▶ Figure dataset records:
|---|

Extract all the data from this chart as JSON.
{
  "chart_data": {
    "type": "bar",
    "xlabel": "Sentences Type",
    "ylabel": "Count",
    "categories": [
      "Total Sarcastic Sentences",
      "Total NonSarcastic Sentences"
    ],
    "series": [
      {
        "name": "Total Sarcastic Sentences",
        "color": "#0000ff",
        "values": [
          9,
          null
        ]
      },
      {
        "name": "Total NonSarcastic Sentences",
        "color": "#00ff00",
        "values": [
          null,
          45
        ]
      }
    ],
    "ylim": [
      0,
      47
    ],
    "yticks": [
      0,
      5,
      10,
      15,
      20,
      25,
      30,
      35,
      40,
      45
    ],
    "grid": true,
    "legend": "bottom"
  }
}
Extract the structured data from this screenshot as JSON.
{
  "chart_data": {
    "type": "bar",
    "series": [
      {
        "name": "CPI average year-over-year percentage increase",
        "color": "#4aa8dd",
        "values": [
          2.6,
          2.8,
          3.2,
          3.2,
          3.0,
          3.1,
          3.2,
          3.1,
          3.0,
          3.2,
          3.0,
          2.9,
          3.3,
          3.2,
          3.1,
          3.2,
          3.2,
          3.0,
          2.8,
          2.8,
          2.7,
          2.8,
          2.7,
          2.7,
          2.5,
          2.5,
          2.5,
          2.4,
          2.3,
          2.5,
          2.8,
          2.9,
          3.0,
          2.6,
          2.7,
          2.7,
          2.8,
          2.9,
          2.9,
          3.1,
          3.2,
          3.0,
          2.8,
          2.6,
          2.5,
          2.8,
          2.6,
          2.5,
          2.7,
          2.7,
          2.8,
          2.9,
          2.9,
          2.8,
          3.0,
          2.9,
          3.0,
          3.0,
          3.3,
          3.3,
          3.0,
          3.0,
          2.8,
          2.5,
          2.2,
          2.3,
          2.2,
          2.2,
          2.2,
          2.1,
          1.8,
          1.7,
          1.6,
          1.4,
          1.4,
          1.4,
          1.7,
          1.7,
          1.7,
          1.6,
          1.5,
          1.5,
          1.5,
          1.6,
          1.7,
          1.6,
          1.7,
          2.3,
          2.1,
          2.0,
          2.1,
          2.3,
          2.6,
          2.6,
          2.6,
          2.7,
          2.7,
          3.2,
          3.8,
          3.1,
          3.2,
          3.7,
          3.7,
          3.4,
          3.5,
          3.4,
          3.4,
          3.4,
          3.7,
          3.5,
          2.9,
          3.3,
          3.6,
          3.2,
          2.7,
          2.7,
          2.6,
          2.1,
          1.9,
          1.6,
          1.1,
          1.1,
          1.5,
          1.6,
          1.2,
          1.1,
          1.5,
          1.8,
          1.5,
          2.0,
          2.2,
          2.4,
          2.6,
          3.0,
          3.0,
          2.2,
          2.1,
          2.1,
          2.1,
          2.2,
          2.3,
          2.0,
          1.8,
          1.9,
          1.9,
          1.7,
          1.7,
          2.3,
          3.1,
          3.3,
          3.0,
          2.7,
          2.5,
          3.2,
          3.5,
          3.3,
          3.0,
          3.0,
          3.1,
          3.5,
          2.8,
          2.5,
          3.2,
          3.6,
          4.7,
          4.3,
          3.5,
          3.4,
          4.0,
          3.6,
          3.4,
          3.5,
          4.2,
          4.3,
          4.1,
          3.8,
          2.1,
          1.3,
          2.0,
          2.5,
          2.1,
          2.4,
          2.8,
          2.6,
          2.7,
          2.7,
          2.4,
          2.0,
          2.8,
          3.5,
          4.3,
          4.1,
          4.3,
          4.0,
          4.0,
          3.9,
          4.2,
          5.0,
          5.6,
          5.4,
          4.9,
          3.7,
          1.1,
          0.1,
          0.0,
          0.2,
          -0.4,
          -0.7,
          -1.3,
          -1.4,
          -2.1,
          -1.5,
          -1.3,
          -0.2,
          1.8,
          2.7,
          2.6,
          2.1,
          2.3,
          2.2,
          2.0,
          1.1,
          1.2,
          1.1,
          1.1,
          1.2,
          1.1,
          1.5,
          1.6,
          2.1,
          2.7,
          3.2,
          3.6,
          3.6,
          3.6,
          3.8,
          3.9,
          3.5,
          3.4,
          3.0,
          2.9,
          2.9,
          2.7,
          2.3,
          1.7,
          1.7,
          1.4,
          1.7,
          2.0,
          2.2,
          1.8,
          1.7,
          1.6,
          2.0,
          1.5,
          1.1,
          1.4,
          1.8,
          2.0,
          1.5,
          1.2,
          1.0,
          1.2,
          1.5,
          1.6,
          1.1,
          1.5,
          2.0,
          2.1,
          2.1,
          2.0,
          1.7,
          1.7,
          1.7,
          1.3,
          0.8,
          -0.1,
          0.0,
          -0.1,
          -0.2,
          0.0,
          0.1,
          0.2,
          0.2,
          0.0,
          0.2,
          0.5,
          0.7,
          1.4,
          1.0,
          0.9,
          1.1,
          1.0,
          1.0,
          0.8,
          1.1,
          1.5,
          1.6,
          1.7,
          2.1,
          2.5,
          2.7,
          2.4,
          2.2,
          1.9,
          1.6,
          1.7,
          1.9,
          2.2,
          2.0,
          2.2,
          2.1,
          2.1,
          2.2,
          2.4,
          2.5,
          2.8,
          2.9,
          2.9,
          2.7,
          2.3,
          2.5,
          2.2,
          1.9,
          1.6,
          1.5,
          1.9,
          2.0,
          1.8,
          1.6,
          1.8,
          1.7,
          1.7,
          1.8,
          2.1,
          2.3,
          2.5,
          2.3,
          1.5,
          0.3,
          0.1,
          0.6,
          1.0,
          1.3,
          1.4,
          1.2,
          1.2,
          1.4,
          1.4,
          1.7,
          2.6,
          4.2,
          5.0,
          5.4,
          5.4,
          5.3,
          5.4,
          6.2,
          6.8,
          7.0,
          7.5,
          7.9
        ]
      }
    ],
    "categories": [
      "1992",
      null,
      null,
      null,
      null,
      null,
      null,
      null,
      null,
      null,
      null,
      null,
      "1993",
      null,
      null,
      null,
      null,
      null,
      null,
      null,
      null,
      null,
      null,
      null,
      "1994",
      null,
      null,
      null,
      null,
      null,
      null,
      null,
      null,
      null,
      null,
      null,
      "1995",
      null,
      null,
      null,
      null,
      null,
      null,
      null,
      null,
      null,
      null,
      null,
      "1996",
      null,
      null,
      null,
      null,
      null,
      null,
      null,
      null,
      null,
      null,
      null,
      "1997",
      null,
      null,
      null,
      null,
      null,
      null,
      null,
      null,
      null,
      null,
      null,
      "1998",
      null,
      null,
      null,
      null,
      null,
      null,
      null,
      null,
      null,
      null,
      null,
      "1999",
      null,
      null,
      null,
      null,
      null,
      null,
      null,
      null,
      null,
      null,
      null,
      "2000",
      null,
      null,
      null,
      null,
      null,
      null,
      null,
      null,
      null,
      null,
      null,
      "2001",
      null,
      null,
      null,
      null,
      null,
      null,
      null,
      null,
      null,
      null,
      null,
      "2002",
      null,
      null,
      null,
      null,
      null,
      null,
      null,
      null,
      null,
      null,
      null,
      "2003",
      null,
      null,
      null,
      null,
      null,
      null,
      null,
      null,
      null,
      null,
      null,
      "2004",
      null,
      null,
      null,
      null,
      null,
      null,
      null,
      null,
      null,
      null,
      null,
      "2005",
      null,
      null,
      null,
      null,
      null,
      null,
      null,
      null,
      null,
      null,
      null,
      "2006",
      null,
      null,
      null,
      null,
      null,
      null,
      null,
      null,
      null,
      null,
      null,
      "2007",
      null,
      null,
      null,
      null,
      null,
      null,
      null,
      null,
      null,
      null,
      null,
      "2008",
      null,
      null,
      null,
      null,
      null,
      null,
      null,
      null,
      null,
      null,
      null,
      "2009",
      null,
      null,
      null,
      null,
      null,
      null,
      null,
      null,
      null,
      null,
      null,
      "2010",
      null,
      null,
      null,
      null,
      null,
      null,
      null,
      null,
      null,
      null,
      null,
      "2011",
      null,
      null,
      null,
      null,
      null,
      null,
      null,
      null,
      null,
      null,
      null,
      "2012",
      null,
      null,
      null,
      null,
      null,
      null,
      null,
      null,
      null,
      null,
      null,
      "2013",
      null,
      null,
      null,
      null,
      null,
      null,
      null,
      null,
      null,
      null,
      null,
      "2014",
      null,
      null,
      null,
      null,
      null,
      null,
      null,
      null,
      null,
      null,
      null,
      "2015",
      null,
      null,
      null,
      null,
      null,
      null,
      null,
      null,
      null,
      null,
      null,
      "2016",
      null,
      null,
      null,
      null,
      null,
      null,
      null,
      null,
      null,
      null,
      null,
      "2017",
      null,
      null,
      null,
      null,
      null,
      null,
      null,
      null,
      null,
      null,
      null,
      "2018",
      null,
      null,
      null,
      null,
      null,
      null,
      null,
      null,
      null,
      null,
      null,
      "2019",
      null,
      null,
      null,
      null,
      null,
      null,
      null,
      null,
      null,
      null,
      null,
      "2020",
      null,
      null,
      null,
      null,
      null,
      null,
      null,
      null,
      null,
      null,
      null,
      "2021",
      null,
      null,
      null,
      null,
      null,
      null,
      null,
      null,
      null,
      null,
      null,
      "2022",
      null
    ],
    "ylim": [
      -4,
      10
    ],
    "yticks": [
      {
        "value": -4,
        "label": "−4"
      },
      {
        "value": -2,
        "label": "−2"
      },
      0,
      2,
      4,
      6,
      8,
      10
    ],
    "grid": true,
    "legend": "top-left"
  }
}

|---|

▶ Aim:
Gather and copy every line of the data in which the string "Sentences" is found.

▶ Completed task:
    "xlabel": "Sentences Type",
      "Total Sarcastic Sentences",
      "Total NonSarcastic Sentences"
        "name": "Total Sarcastic Sentences",
        "name": "Total NonSarcastic Sentences",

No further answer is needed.